Extracted records:
- Opening Delimiter -

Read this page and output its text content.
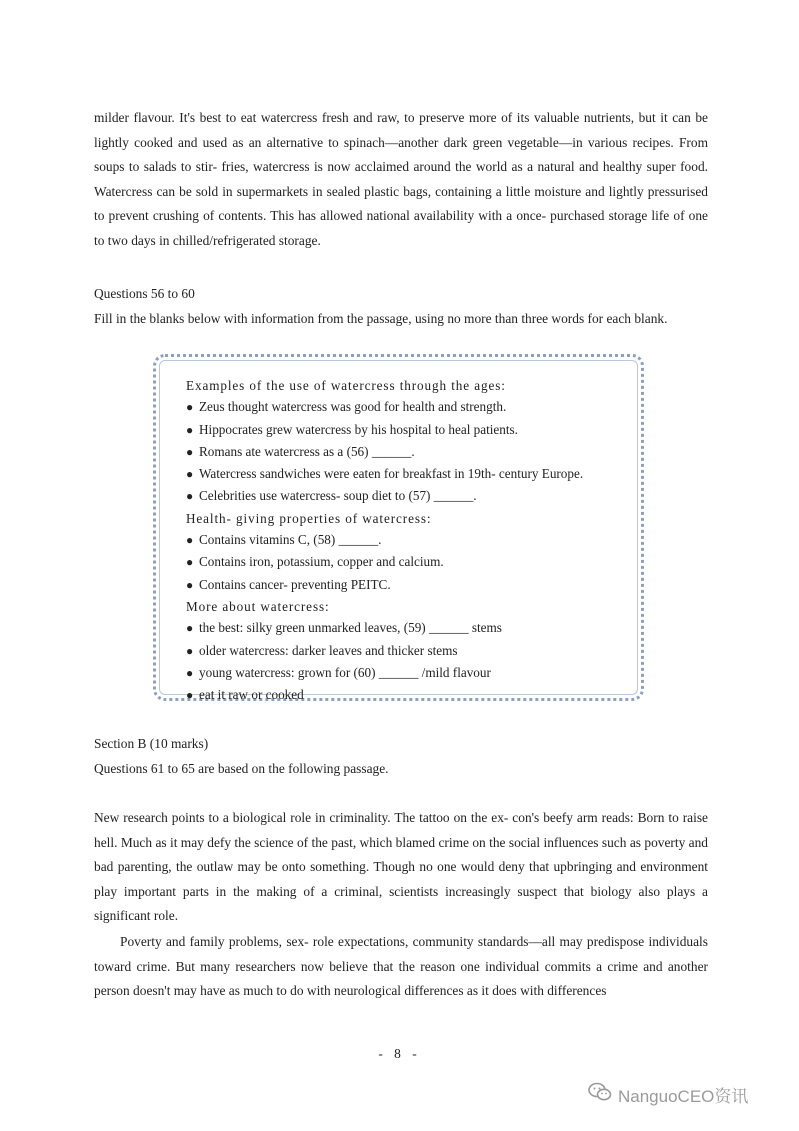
milder flavour. It's best to eat watercress fresh and raw, to preserve more of its valuable nutrients, but it can be lightly cooked and used as an alternative to spinach—another dark green vegetable—in various recipes. From soups to salads to stir- fries, watercress is now acclaimed around the world as a natural and healthy super food. Watercress can be sold in supermarkets in sealed plastic bags, containing a little moisture and lightly pressurised to prevent crushing of contents. This has allowed national availability with a once- purchased storage life of one to two days in chilled/refrigerated storage.

Questions 56 to 60
Fill in the blanks below with information from the passage, using no more than three words for each blank.
Examples of the use of watercress through the ages:
● Zeus thought watercress was good for health and strength.
● Hippocrates grew watercress by his hospital to heal patients.
● Romans ate watercress as a (56) ______.
● Watercress sandwiches were eaten for breakfast in 19th- century Europe.
● Celebrities use watercress- soup diet to (57) ______.
Health- giving properties of watercress:
● Contains vitamins C, (58) ______.
● Contains iron, potassium, copper and calcium.
● Contains cancer- preventing PEITC.
More about watercress:
● the best: silky green unmarked leaves, (59) ______ stems
● older watercress: darker leaves and thicker stems
● young watercress: grown for (60) ______ /mild flavour
● eat it raw or cooked
Section B (10 marks)
Questions 61 to 65 are based on the following passage.

New research points to a biological role in criminality. The tattoo on the ex- con's beefy arm reads: Born to raise hell. Much as it may defy the science of the past, which blamed crime on the social influences such as poverty and bad parenting, the outlaw may be onto something. Though no one would deny that upbringing and environment play important parts in the making of a criminal, scientists increasingly suspect that biology also plays a significant role.

Poverty and family problems, sex- role expectations, community standards—all may predispose individuals toward crime. But many researchers now believe that the reason one individual commits a crime and another person doesn't may have as much to do with neurological differences as it does with differences

- 8 -
NanguoCEO资讯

- Closing Delimiter -

All lines in the records with the string "crime" should be copied out.

New research points to a biological role in criminality. The tattoo on the ex- con's beefy arm reads: Born to raise hell. Much as it may defy the science of the past, which blamed crime on the social influences such as poverty and bad parenting, the outlaw may be onto something. Though no one would deny that upbringing and environment play important parts in the making of a criminal, scientists increasingly suspect that biology also plays a significant role.
Poverty and family problems, sex- role expectations, community standards—all may predispose individuals toward crime. But many researchers now believe that the reason one individual commits a crime and another person doesn't may have as much to do with neurological differences as it does with differences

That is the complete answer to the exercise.